◆ Task statement ◆
Copy out the data below, all of it, exactly.

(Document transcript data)
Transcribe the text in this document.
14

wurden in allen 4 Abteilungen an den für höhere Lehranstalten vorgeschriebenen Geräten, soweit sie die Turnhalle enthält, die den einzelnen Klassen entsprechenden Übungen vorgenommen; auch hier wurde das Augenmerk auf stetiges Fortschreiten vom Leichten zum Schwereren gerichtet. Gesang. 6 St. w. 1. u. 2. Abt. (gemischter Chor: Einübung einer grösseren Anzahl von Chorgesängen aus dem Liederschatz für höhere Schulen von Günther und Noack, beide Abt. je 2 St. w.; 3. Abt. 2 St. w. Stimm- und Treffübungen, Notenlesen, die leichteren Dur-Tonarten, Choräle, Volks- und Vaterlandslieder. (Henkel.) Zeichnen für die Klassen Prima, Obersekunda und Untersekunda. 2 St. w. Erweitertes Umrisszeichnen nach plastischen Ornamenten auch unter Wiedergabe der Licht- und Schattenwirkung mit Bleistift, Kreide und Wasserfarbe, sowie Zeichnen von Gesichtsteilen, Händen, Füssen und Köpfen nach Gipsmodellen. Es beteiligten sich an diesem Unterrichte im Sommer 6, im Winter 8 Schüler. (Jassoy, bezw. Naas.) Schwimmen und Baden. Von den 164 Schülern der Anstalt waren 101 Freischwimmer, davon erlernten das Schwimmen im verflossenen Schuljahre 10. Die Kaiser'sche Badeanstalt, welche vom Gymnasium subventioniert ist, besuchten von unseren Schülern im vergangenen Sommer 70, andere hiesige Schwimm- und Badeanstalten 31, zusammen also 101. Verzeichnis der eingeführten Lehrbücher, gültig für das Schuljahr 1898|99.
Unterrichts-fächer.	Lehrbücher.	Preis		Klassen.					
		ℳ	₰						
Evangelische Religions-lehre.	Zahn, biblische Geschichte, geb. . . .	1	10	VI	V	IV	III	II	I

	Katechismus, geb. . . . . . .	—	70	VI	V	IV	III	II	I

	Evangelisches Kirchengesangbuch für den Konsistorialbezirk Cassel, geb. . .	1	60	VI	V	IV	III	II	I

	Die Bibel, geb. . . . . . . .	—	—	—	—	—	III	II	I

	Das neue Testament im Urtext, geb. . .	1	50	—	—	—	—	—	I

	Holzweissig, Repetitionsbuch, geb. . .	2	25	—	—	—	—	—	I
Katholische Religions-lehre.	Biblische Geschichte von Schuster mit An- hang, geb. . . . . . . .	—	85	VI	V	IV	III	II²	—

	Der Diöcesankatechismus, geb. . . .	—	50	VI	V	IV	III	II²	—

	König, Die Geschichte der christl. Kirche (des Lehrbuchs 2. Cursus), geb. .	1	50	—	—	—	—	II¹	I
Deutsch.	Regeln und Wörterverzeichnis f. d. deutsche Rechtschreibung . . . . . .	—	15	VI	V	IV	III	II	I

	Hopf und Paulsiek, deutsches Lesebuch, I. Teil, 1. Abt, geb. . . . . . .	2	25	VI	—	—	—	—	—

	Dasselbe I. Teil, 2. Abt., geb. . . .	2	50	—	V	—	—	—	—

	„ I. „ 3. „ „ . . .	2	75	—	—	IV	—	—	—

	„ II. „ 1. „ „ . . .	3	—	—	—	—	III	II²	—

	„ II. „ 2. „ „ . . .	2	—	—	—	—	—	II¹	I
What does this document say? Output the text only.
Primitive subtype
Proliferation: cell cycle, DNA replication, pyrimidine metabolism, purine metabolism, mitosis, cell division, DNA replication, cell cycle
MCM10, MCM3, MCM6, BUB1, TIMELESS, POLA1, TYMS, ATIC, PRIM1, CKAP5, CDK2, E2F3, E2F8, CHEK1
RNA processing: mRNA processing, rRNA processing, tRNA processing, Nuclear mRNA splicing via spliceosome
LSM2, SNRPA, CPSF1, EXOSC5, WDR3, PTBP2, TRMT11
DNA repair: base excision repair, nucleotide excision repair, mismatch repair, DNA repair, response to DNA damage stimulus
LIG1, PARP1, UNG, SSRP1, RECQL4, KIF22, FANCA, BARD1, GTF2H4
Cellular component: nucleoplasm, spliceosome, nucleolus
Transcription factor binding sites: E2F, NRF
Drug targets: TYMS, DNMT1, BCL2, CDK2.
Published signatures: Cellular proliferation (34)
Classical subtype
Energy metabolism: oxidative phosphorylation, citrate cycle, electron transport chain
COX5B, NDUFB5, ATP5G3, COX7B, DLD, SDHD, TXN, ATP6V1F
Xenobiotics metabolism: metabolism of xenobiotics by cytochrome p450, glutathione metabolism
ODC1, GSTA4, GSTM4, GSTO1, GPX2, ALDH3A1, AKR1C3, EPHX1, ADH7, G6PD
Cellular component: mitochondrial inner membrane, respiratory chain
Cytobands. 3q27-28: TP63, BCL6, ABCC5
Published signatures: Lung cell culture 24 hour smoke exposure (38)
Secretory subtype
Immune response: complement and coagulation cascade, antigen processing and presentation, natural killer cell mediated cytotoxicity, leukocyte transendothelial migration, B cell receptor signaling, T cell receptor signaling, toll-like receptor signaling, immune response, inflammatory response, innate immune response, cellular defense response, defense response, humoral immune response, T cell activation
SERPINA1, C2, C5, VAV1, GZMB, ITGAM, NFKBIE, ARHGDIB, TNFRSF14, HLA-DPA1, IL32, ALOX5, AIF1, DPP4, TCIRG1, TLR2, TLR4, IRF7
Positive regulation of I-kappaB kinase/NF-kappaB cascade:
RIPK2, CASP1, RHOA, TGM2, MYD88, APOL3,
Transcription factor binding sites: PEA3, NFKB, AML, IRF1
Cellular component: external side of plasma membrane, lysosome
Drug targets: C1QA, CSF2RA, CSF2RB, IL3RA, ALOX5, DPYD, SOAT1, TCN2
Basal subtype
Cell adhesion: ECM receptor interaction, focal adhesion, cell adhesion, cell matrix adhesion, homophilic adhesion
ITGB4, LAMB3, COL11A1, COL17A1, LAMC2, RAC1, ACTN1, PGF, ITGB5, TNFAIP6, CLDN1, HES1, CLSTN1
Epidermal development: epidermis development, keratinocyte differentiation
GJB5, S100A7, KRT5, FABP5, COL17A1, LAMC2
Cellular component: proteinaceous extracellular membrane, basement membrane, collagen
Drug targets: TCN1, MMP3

◆ Answer section ◆
Transcribe the text in this document.
14

wurden in allen 4 Abteilungen an den für höhere Lehranstalten vorgeschriebenen Geräten, soweit sie die Turnhalle enthält, die den einzelnen Klassen entsprechenden Übungen vorgenommen; auch hier wurde das Augenmerk auf stetiges Fortschreiten vom Leichten zum Schwereren gerichtet. Gesang. 6 St. w. 1. u. 2. Abt. (gemischter Chor: Einübung einer grösseren Anzahl von Chorgesängen aus dem Liederschatz für höhere Schulen von Günther und Noack, beide Abt. je 2 St. w.; 3. Abt. 2 St. w. Stimm- und Treffübungen, Notenlesen, die leichteren Dur-Tonarten, Choräle, Volks- und Vaterlandslieder. (Henkel.) Zeichnen für die Klassen Prima, Obersekunda und Untersekunda. 2 St. w. Erweitertes Umrisszeichnen nach plastischen Ornamenten auch unter Wiedergabe der Licht- und Schattenwirkung mit Bleistift, Kreide und Wasserfarbe, sowie Zeichnen von Gesichtsteilen, Händen, Füssen und Köpfen nach Gipsmodellen. Es beteiligten sich an diesem Unterrichte im Sommer 6, im Winter 8 Schüler. (Jassoy, bezw. Naas.) Schwimmen und Baden. Von den 164 Schülern der Anstalt waren 101 Freischwimmer, davon erlernten das Schwimmen im verflossenen Schuljahre 10. Die Kaiser'sche Badeanstalt, welche vom Gymnasium subventioniert ist, besuchten von unseren Schülern im vergangenen Sommer 70, andere hiesige Schwimm- und Badeanstalten 31, zusammen also 101. Verzeichnis der eingeführten Lehrbücher, gültig für das Schuljahr 1898|99.
Unterrichts-fächer.	Lehrbücher.	Preis		Klassen.					
		ℳ	₰						
Evangelische Religions-lehre.	Zahn, biblische Geschichte, geb. . . .	1	10	VI	V	IV	III	II	I

	Katechismus, geb. . . . . . .	—	70	VI	V	IV	III	II	I

	Evangelisches Kirchengesangbuch für den Konsistorialbezirk Cassel, geb. . .	1	60	VI	V	IV	III	II	I

	Die Bibel, geb. . . . . . . .	—	—	—	—	—	III	II	I

	Das neue Testament im Urtext, geb. . .	1	50	—	—	—	—	—	I

	Holzweissig, Repetitionsbuch, geb. . .	2	25	—	—	—	—	—	I
Katholische Religions-lehre.	Biblische Geschichte von Schuster mit An- hang, geb. . . . . . . .	—	85	VI	V	IV	III	II²	—

	Der Diöcesankatechismus, geb. . . .	—	50	VI	V	IV	III	II²	—

	König, Die Geschichte der christl. Kirche (des Lehrbuchs 2. Cursus), geb. .	1	50	—	—	—	—	II¹	I
Deutsch.	Regeln und Wörterverzeichnis f. d. deutsche Rechtschreibung . . . . . .	—	15	VI	V	IV	III	II	I

	Hopf und Paulsiek, deutsches Lesebuch, I. Teil, 1. Abt, geb. . . . . . .	2	25	VI	—	—	—	—	—

	Dasselbe I. Teil, 2. Abt., geb. . . .	2	50	—	V	—	—	—	—

	„ I. „ 3. „ „ . . .	2	75	—	—	IV	—	—	—

	„ II. „ 1. „ „ . . .	3	—	—	—	—	III	II²	—

	„ II. „ 2. „ „ . . .	2	—	—	—	—	—	II¹	I
What does this document say? Output the text only.
Primitive subtype
Proliferation: cell cycle, DNA replication, pyrimidine metabolism, purine metabolism, mitosis, cell division, DNA replication, cell cycle
MCM10, MCM3, MCM6, BUB1, TIMELESS, POLA1, TYMS, ATIC, PRIM1, CKAP5, CDK2, E2F3, E2F8, CHEK1
RNA processing: mRNA processing, rRNA processing, tRNA processing, Nuclear mRNA splicing via spliceosome
LSM2, SNRPA, CPSF1, EXOSC5, WDR3, PTBP2, TRMT11
DNA repair: base excision repair, nucleotide excision repair, mismatch repair, DNA repair, response to DNA damage stimulus
LIG1, PARP1, UNG, SSRP1, RECQL4, KIF22, FANCA, BARD1, GTF2H4
Cellular component: nucleoplasm, spliceosome, nucleolus
Transcription factor binding sites: E2F, NRF
Drug targets: TYMS, DNMT1, BCL2, CDK2.
Published signatures: Cellular proliferation (34)
Classical subtype
Energy metabolism: oxidative phosphorylation, citrate cycle, electron transport chain
COX5B, NDUFB5, ATP5G3, COX7B, DLD, SDHD, TXN, ATP6V1F
Xenobiotics metabolism: metabolism of xenobiotics by cytochrome p450, glutathione metabolism
ODC1, GSTA4, GSTM4, GSTO1, GPX2, ALDH3A1, AKR1C3, EPHX1, ADH7, G6PD
Cellular component: mitochondrial inner membrane, respiratory chain
Cytobands. 3q27-28: TP63, BCL6, ABCC5
Published signatures: Lung cell culture 24 hour smoke exposure (38)
Secretory subtype
Immune response: complement and coagulation cascade, antigen processing and presentation, natural killer cell mediated cytotoxicity, leukocyte transendothelial migration, B cell receptor signaling, T cell receptor signaling, toll-like receptor signaling, immune response, inflammatory response, innate immune response, cellular defense response, defense response, humoral immune response, T cell activation
SERPINA1, C2, C5, VAV1, GZMB, ITGAM, NFKBIE, ARHGDIB, TNFRSF14, HLA-DPA1, IL32, ALOX5, AIF1, DPP4, TCIRG1, TLR2, TLR4, IRF7
Positive regulation of I-kappaB kinase/NF-kappaB cascade:
RIPK2, CASP1, RHOA, TGM2, MYD88, APOL3,
Transcription factor binding sites: PEA3, NFKB, AML, IRF1
Cellular component: external side of plasma membrane, lysosome
Drug targets: C1QA, CSF2RA, CSF2RB, IL3RA, ALOX5, DPYD, SOAT1, TCN2
Basal subtype
Cell adhesion: ECM receptor interaction, focal adhesion, cell adhesion, cell matrix adhesion, homophilic adhesion
ITGB4, LAMB3, COL11A1, COL17A1, LAMC2, RAC1, ACTN1, PGF, ITGB5, TNFAIP6, CLDN1, HES1, CLSTN1
Epidermal development: epidermis development, keratinocyte differentiation
GJB5, S100A7, KRT5, FABP5, COL17A1, LAMC2
Cellular component: proteinaceous extracellular membrane, basement membrane, collagen
Drug targets: TCN1, MMP3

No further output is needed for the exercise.